> _TO DO_: Identify every line in the records below that contains the word "used", and reproduce each one.

> _DATA ENTRIES_:

⟨

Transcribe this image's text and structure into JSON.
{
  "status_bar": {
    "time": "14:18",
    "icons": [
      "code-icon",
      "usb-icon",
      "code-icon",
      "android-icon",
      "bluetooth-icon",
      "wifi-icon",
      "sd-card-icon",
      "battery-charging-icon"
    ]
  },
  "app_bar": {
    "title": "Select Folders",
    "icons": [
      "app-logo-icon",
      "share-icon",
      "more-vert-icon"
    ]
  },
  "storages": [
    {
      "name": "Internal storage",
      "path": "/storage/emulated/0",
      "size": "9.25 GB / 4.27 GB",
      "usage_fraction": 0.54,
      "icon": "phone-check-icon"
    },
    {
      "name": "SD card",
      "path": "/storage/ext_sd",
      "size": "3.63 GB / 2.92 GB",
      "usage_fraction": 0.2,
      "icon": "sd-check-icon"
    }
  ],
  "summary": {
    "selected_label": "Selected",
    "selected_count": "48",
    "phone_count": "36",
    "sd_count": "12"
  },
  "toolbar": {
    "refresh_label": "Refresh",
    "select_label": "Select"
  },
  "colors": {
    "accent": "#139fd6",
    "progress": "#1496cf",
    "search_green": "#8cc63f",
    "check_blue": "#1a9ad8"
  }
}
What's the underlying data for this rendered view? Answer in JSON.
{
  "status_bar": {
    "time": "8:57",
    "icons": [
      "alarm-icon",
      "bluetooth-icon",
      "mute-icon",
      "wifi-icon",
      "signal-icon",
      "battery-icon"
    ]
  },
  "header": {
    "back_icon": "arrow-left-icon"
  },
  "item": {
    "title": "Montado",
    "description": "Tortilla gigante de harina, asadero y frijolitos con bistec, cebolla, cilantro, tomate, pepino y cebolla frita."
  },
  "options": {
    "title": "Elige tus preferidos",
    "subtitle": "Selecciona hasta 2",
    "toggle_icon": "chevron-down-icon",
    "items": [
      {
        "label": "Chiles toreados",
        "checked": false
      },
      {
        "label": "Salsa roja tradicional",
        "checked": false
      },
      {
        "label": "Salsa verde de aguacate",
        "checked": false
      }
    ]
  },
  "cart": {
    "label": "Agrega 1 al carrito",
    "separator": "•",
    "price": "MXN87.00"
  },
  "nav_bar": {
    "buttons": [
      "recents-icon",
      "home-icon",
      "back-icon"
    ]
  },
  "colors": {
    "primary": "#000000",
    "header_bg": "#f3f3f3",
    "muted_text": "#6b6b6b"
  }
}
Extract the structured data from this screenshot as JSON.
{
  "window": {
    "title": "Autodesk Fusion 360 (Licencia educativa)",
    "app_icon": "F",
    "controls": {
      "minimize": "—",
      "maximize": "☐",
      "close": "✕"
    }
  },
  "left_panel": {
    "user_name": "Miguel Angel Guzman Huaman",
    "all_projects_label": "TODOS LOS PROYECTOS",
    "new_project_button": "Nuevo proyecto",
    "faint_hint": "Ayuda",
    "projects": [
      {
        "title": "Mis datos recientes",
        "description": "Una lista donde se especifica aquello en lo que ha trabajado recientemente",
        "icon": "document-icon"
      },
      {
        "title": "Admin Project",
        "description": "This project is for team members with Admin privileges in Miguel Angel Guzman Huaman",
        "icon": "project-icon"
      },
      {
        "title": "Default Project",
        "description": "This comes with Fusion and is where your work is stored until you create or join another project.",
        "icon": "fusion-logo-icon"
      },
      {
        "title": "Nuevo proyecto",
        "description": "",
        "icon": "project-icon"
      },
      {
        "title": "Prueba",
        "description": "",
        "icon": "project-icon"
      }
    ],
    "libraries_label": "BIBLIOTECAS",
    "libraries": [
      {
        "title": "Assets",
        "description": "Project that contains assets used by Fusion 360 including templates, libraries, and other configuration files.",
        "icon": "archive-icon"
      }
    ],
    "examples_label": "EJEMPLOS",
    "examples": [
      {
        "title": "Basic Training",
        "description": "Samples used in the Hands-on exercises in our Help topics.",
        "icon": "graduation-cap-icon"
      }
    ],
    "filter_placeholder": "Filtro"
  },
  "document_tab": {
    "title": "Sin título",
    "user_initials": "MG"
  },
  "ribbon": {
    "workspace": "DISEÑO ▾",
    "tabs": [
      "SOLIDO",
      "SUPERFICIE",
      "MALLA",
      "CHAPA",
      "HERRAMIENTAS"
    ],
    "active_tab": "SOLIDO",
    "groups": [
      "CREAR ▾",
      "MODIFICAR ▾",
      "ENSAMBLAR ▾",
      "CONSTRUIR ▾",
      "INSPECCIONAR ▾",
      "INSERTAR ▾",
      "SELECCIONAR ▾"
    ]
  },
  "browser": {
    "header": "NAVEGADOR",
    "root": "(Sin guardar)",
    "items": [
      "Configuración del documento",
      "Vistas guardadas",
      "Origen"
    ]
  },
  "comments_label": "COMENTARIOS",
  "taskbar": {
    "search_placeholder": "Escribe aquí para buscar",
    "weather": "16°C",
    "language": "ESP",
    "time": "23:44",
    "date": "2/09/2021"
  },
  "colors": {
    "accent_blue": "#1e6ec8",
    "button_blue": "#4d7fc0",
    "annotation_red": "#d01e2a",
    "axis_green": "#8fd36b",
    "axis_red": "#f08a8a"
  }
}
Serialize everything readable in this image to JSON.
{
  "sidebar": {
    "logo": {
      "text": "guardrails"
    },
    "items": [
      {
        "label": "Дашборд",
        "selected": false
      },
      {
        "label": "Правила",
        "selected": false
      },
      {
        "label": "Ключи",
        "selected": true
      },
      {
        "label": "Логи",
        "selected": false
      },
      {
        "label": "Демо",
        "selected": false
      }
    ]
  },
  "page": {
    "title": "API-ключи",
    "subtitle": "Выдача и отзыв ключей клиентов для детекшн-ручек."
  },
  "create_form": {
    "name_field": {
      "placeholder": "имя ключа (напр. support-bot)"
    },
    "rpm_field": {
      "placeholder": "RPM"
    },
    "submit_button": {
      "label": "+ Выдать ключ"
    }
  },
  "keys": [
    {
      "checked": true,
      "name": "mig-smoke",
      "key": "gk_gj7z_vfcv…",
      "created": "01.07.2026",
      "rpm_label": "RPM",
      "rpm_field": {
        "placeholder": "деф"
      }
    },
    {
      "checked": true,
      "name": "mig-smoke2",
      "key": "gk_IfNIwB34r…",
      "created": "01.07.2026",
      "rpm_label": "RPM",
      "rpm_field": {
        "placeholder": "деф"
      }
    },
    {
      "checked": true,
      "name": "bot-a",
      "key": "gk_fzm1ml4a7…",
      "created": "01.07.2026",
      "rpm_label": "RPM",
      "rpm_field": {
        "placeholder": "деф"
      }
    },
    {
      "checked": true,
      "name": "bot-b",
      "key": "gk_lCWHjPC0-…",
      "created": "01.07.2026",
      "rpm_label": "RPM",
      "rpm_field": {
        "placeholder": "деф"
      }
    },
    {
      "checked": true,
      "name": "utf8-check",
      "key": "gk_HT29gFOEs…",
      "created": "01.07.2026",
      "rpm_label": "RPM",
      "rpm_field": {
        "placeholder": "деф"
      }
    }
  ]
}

⟩

> _TASK RESULT_:
        "description": "Project that contains assets used by Fusion 360 including templates, libraries, and other configuration files.",
        "description": "Samples used in the Hands-on exercises in our Help topics.",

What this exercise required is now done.